[Extracted data]
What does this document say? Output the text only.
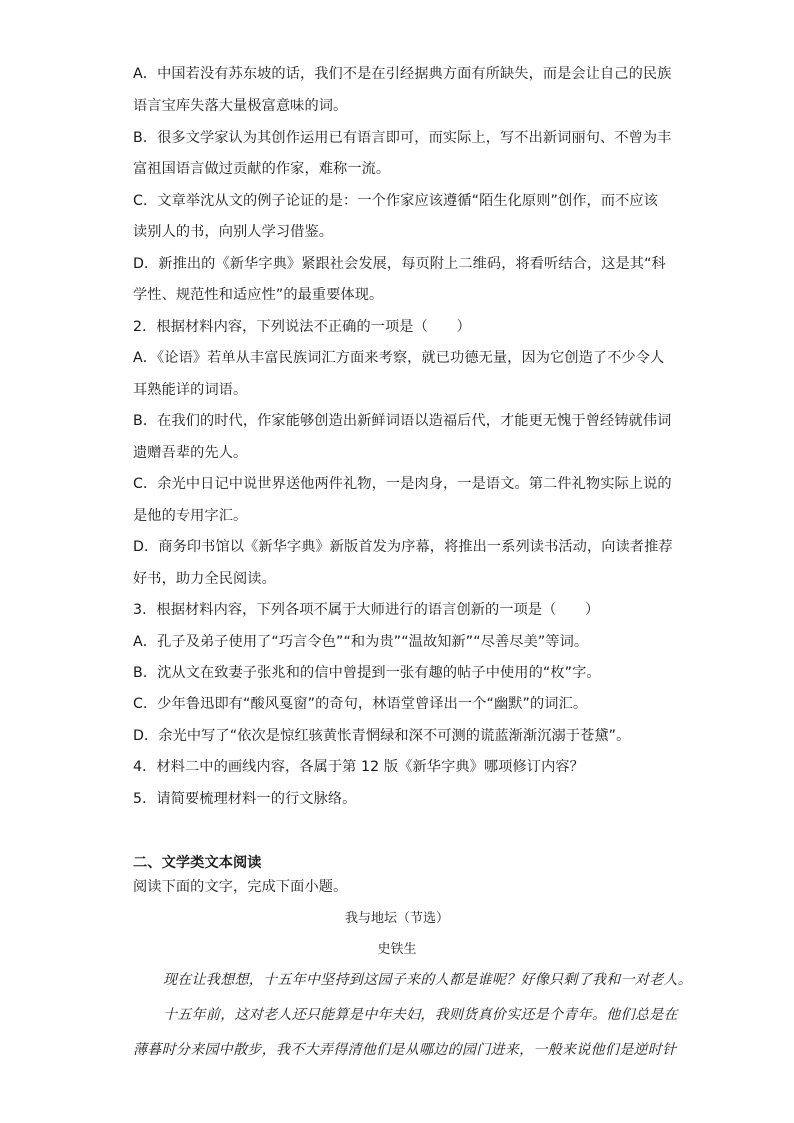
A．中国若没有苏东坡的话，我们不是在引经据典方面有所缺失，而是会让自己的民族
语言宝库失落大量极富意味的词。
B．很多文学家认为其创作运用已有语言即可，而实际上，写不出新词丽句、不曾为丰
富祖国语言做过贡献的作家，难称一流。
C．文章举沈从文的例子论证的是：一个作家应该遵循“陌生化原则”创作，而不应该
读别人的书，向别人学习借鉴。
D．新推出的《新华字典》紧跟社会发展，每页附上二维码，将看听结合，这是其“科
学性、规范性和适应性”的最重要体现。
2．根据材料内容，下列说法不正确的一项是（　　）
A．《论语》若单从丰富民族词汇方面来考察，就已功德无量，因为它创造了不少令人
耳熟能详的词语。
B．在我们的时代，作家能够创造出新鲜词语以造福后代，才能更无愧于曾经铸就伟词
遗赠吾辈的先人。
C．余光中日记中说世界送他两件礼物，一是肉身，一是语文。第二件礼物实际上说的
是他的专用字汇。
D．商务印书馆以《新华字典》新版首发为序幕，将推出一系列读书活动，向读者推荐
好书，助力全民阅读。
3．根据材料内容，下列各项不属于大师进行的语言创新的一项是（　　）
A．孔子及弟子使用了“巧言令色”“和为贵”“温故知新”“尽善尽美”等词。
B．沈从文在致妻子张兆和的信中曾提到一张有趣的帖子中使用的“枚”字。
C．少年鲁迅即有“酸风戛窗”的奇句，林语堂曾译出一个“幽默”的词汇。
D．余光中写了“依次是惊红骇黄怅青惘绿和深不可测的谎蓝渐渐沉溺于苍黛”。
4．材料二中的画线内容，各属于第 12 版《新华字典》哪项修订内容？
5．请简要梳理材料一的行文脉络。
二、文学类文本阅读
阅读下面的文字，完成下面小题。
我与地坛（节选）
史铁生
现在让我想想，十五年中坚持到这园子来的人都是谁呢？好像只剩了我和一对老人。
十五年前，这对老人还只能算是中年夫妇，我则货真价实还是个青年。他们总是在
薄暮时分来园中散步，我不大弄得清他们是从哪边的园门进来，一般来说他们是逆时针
...
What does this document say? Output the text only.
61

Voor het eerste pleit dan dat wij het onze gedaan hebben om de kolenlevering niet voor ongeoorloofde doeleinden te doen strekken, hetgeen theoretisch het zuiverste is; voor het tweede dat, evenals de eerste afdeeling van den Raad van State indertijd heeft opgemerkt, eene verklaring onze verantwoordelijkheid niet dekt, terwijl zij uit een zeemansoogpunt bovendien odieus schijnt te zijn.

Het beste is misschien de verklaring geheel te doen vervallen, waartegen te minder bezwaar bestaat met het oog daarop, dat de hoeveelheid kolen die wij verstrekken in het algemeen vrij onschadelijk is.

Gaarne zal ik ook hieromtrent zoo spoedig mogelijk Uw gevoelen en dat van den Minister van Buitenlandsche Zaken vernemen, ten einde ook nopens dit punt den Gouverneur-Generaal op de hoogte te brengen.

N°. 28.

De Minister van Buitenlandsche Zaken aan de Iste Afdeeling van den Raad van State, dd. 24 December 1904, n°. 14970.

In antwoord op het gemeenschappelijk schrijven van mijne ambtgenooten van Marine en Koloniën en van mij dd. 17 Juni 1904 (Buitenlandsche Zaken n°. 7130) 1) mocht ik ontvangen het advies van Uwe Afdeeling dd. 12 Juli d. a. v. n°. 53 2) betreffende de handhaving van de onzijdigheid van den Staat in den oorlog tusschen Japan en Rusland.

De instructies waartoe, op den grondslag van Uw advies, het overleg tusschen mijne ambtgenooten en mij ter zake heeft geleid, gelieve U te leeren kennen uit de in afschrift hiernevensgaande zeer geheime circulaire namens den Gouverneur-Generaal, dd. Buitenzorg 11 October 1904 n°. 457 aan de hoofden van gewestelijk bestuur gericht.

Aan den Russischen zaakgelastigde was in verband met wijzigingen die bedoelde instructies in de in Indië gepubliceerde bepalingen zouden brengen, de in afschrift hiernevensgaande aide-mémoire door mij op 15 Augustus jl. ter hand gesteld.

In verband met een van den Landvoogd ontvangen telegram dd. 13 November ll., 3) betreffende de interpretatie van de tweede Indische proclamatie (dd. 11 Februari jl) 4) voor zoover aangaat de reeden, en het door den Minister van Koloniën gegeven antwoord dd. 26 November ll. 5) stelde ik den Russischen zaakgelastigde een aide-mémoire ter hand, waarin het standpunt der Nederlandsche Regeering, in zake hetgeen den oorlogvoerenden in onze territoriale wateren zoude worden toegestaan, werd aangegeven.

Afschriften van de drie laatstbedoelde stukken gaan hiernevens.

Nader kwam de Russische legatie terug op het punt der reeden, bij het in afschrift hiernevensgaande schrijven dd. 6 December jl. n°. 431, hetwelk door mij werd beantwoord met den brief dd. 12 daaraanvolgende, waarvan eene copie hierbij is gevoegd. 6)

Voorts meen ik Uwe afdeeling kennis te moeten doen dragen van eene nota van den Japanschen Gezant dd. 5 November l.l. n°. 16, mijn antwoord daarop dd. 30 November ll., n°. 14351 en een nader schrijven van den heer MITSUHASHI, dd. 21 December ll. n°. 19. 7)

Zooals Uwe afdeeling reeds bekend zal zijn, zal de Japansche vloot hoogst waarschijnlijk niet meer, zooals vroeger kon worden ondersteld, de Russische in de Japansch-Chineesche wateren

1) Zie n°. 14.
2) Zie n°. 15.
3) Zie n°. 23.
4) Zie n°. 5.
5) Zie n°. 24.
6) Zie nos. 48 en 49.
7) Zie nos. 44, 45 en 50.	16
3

[Problem to work on] Report only how many lines in the entries contain "verband".

[Completed task] 2